DATA FOR THIS EXERCISE:
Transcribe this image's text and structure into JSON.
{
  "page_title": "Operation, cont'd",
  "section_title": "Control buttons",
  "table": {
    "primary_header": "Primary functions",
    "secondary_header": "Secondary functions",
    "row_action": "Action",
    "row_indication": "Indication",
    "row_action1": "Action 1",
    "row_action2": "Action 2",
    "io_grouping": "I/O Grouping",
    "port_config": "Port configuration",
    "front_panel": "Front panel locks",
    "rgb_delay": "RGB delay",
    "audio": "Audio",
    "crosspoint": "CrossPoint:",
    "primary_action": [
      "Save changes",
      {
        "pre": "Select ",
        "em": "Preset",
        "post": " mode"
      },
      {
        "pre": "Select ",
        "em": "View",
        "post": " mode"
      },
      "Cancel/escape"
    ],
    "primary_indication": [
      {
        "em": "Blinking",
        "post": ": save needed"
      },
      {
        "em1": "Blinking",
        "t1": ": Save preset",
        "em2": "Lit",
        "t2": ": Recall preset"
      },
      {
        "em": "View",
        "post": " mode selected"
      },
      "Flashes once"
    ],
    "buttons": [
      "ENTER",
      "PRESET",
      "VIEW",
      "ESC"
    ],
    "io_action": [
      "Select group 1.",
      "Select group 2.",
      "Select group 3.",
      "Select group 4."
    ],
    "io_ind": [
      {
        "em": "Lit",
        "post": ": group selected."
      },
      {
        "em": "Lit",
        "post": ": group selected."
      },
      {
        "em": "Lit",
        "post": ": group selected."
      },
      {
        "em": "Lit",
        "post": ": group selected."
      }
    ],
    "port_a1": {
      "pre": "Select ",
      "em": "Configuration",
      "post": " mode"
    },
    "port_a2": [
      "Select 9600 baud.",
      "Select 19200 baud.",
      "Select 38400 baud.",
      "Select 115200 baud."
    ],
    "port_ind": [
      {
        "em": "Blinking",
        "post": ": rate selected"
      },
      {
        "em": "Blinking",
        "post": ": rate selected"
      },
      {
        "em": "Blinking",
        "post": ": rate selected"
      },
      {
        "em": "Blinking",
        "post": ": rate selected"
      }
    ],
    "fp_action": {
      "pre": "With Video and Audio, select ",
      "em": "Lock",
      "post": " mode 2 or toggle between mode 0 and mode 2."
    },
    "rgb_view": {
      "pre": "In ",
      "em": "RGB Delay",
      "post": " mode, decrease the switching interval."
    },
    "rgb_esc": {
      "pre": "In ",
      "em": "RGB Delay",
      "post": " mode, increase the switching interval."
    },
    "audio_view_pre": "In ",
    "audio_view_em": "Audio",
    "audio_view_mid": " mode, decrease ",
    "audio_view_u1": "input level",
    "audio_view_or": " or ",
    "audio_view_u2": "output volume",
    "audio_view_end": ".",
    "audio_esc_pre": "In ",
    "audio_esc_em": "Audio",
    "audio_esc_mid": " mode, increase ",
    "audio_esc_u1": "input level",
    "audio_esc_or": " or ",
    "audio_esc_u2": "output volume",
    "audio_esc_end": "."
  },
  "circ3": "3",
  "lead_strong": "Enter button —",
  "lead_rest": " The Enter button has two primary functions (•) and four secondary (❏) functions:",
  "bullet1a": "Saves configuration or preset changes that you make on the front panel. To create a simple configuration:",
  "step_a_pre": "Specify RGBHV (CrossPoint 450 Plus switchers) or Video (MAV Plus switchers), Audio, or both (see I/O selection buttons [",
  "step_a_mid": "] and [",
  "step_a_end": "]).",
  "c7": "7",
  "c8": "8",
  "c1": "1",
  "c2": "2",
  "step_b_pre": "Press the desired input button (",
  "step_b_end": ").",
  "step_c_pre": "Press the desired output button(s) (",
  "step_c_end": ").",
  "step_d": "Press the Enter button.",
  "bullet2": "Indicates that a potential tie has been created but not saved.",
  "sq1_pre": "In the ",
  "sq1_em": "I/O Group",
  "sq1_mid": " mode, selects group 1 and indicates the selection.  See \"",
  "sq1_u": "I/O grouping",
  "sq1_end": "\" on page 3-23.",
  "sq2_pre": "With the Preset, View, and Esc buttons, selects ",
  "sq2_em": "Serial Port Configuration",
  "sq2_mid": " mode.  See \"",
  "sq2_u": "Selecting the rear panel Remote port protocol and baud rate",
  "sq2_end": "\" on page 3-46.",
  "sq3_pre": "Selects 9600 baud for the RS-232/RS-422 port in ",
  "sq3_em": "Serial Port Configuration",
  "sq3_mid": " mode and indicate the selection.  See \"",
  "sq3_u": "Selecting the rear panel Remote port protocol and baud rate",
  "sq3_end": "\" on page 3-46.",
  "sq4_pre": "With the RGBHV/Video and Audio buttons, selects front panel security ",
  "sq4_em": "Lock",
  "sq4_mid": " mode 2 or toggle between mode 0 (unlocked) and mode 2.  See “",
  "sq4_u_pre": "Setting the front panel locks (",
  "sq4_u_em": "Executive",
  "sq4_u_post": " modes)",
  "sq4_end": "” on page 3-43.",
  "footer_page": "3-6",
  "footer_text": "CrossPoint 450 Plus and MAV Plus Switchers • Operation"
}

STATED GOAL:
Retype the records above exactly.

TASK RESULT:
Transcribe this image's text and structure into JSON.
{
  "page_title": "Operation, cont'd",
  "section_title": "Control buttons",
  "table": {
    "primary_header": "Primary functions",
    "secondary_header": "Secondary functions",
    "row_action": "Action",
    "row_indication": "Indication",
    "row_action1": "Action 1",
    "row_action2": "Action 2",
    "io_grouping": "I/O Grouping",
    "port_config": "Port configuration",
    "front_panel": "Front panel locks",
    "rgb_delay": "RGB delay",
    "audio": "Audio",
    "crosspoint": "CrossPoint:",
    "primary_action": [
      "Save changes",
      {
        "pre": "Select ",
        "em": "Preset",
        "post": " mode"
      },
      {
        "pre": "Select ",
        "em": "View",
        "post": " mode"
      },
      "Cancel/escape"
    ],
    "primary_indication": [
      {
        "em": "Blinking",
        "post": ": save needed"
      },
      {
        "em1": "Blinking",
        "t1": ": Save preset",
        "em2": "Lit",
        "t2": ": Recall preset"
      },
      {
        "em": "View",
        "post": " mode selected"
      },
      "Flashes once"
    ],
    "buttons": [
      "ENTER",
      "PRESET",
      "VIEW",
      "ESC"
    ],
    "io_action": [
      "Select group 1.",
      "Select group 2.",
      "Select group 3.",
      "Select group 4."
    ],
    "io_ind": [
      {
        "em": "Lit",
        "post": ": group selected."
      },
      {
        "em": "Lit",
        "post": ": group selected."
      },
      {
        "em": "Lit",
        "post": ": group selected."
      },
      {
        "em": "Lit",
        "post": ": group selected."
      }
    ],
    "port_a1": {
      "pre": "Select ",
      "em": "Configuration",
      "post": " mode"
    },
    "port_a2": [
      "Select 9600 baud.",
      "Select 19200 baud.",
      "Select 38400 baud.",
      "Select 115200 baud."
    ],
    "port_ind": [
      {
        "em": "Blinking",
        "post": ": rate selected"
      },
      {
        "em": "Blinking",
        "post": ": rate selected"
      },
      {
        "em": "Blinking",
        "post": ": rate selected"
      },
      {
        "em": "Blinking",
        "post": ": rate selected"
      }
    ],
    "fp_action": {
      "pre": "With Video and Audio, select ",
      "em": "Lock",
      "post": " mode 2 or toggle between mode 0 and mode 2."
    },
    "rgb_view": {
      "pre": "In ",
      "em": "RGB Delay",
      "post": " mode, decrease the switching interval."
    },
    "rgb_esc": {
      "pre": "In ",
      "em": "RGB Delay",
      "post": " mode, increase the switching interval."
    },
    "audio_view_pre": "In ",
    "audio_view_em": "Audio",
    "audio_view_mid": " mode, decrease ",
    "audio_view_u1": "input level",
    "audio_view_or": " or ",
    "audio_view_u2": "output volume",
    "audio_view_end": ".",
    "audio_esc_pre": "In ",
    "audio_esc_em": "Audio",
    "audio_esc_mid": " mode, increase ",
    "audio_esc_u1": "input level",
    "audio_esc_or": " or ",
    "audio_esc_u2": "output volume",
    "audio_esc_end": "."
  },
  "circ3": "3",
  "lead_strong": "Enter button —",
  "lead_rest": " The Enter button has two primary functions (•) and four secondary (❏) functions:",
  "bullet1a": "Saves configuration or preset changes that you make on the front panel. To create a simple configuration:",
  "step_a_pre": "Specify RGBHV (CrossPoint 450 Plus switchers) or Video (MAV Plus switchers), Audio, or both (see I/O selection buttons [",
  "step_a_mid": "] and [",
  "step_a_end": "]).",
  "c7": "7",
  "c8": "8",
  "c1": "1",
  "c2": "2",
  "step_b_pre": "Press the desired input button (",
  "step_b_end": ").",
  "step_c_pre": "Press the desired output button(s) (",
  "step_c_end": ").",
  "step_d": "Press the Enter button.",
  "bullet2": "Indicates that a potential tie has been created but not saved.",
  "sq1_pre": "In the ",
  "sq1_em": "I/O Group",
  "sq1_mid": " mode, selects group 1 and indicates the selection.  See \"",
  "sq1_u": "I/O grouping",
  "sq1_end": "\" on page 3-23.",
  "sq2_pre": "With the Preset, View, and Esc buttons, selects ",
  "sq2_em": "Serial Port Configuration",
  "sq2_mid": " mode.  See \"",
  "sq2_u": "Selecting the rear panel Remote port protocol and baud rate",
  "sq2_end": "\" on page 3-46.",
  "sq3_pre": "Selects 9600 baud for the RS-232/RS-422 port in ",
  "sq3_em": "Serial Port Configuration",
  "sq3_mid": " mode and indicate the selection.  See \"",
  "sq3_u": "Selecting the rear panel Remote port protocol and baud rate",
  "sq3_end": "\" on page 3-46.",
  "sq4_pre": "With the RGBHV/Video and Audio buttons, selects front panel security ",
  "sq4_em": "Lock",
  "sq4_mid": " mode 2 or toggle between mode 0 (unlocked) and mode 2.  See “",
  "sq4_u_pre": "Setting the front panel locks (",
  "sq4_u_em": "Executive",
  "sq4_u_post": " modes)",
  "sq4_end": "” on page 3-43.",
  "footer_page": "3-6",
  "footer_text": "CrossPoint 450 Plus and MAV Plus Switchers • Operation"
}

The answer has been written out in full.